Return each line that holds the word "μέσο".

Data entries
···
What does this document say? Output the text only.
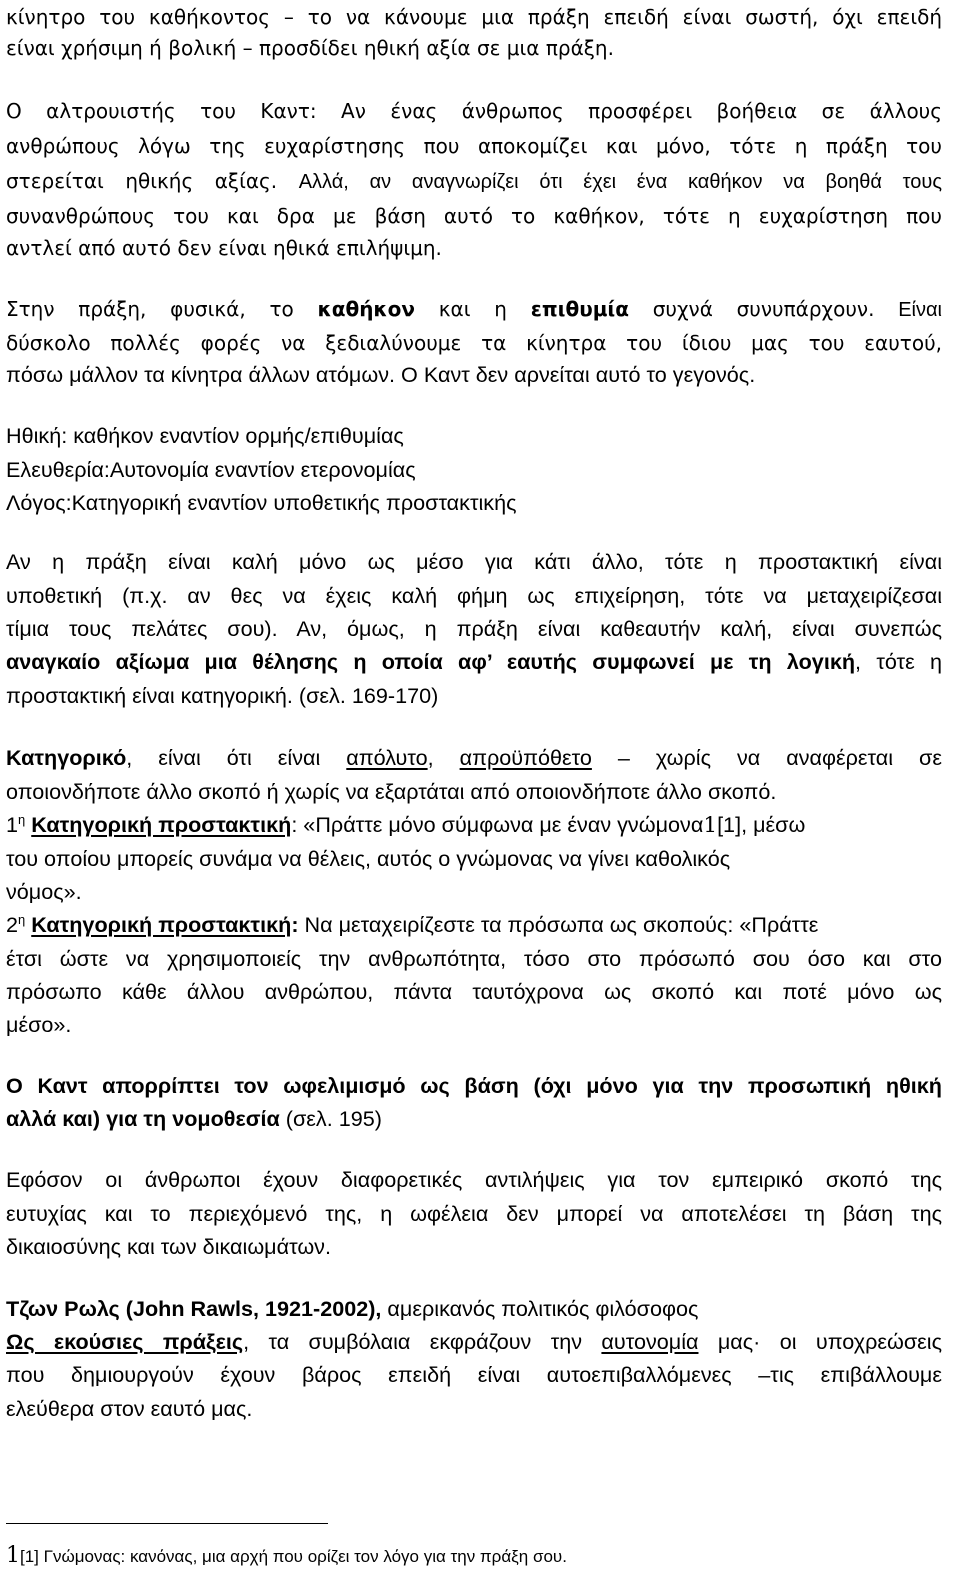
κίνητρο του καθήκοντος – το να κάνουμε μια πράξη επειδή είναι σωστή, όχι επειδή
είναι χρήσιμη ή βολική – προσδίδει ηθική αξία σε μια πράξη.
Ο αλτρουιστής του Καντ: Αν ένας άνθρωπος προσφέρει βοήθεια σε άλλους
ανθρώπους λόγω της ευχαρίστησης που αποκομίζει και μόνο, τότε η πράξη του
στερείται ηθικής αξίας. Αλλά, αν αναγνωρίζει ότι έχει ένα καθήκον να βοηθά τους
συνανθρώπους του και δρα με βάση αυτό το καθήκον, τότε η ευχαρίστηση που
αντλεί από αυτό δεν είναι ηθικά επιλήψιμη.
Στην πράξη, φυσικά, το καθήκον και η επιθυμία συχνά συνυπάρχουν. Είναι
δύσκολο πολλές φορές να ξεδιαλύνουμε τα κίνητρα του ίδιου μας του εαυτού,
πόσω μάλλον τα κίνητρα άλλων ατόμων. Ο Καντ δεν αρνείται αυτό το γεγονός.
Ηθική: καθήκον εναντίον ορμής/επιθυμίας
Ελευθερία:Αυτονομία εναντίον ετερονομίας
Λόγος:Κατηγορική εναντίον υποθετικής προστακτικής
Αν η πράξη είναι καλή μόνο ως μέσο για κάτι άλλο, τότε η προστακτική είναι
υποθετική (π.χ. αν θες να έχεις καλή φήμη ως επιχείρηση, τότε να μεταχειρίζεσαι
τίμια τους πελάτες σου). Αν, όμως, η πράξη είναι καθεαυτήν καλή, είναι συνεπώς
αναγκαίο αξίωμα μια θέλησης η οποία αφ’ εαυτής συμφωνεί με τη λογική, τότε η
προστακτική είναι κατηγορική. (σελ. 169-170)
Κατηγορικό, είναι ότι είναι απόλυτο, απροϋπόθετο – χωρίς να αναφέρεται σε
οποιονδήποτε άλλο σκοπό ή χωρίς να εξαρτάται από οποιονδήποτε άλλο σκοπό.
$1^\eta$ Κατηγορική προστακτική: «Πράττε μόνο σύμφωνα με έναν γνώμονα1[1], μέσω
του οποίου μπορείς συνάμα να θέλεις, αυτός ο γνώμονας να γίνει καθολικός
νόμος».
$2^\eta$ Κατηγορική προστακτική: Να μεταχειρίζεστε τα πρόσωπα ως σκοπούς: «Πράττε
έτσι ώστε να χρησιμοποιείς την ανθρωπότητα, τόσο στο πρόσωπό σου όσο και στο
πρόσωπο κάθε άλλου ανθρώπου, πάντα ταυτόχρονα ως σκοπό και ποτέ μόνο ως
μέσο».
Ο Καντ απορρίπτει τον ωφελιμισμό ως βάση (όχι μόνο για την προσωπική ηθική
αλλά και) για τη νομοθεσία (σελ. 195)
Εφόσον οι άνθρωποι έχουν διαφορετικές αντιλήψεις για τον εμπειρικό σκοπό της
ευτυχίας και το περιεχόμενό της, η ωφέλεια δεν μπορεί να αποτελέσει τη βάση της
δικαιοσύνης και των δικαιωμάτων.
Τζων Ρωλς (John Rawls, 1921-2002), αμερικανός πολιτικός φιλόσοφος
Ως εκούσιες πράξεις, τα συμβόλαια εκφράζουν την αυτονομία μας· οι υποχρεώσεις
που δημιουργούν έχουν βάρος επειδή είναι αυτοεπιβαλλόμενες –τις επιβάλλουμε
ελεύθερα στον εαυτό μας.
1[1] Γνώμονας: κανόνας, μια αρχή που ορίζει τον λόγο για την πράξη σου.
···
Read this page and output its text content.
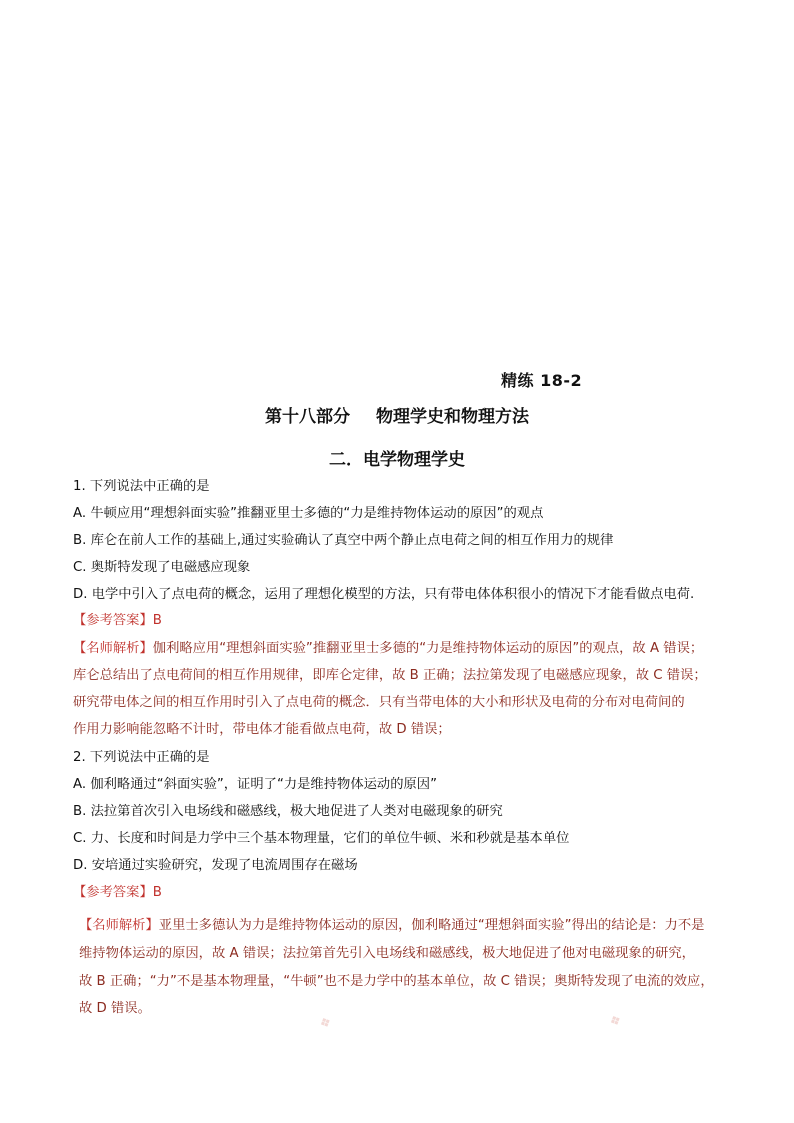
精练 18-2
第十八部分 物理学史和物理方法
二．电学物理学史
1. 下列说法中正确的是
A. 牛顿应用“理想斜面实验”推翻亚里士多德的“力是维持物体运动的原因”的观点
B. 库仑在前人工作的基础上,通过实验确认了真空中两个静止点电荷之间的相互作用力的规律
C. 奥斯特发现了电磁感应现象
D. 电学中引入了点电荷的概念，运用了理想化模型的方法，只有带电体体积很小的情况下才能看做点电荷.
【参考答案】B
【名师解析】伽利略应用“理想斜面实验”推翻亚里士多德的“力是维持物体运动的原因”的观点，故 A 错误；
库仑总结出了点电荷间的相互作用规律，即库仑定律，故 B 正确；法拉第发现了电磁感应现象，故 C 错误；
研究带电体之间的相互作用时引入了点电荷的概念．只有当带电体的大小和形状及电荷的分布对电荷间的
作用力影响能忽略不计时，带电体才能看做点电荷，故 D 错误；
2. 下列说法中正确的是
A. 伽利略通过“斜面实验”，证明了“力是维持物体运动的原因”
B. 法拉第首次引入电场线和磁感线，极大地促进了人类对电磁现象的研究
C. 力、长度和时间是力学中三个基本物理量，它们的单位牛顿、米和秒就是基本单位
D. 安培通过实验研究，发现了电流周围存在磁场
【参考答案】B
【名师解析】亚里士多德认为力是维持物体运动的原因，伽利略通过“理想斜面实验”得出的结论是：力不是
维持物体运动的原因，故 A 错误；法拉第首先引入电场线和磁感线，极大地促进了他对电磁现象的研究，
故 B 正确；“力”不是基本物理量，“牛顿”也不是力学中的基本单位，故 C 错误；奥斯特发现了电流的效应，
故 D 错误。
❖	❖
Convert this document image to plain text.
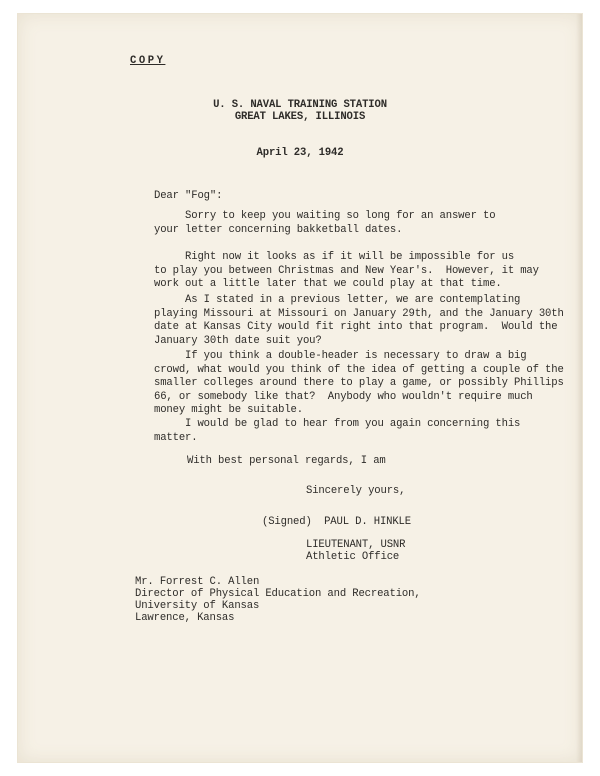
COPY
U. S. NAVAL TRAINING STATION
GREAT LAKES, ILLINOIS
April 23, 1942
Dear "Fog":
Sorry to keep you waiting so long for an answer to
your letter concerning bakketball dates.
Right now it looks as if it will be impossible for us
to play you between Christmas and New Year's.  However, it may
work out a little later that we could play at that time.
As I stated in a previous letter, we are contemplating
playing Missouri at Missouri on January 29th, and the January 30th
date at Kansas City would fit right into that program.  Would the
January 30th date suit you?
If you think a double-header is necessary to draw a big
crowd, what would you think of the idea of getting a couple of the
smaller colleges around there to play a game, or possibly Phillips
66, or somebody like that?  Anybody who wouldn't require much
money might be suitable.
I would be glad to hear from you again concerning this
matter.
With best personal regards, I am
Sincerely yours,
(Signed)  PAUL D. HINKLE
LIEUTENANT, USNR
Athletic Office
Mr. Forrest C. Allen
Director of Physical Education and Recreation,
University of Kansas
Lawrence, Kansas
···
- OUTPUT OF THE EXERCISE -
Αν η πράξη είναι καλή μόνο ως μέσο για κάτι άλλο, τότε η προστακτική είναι
μέσο».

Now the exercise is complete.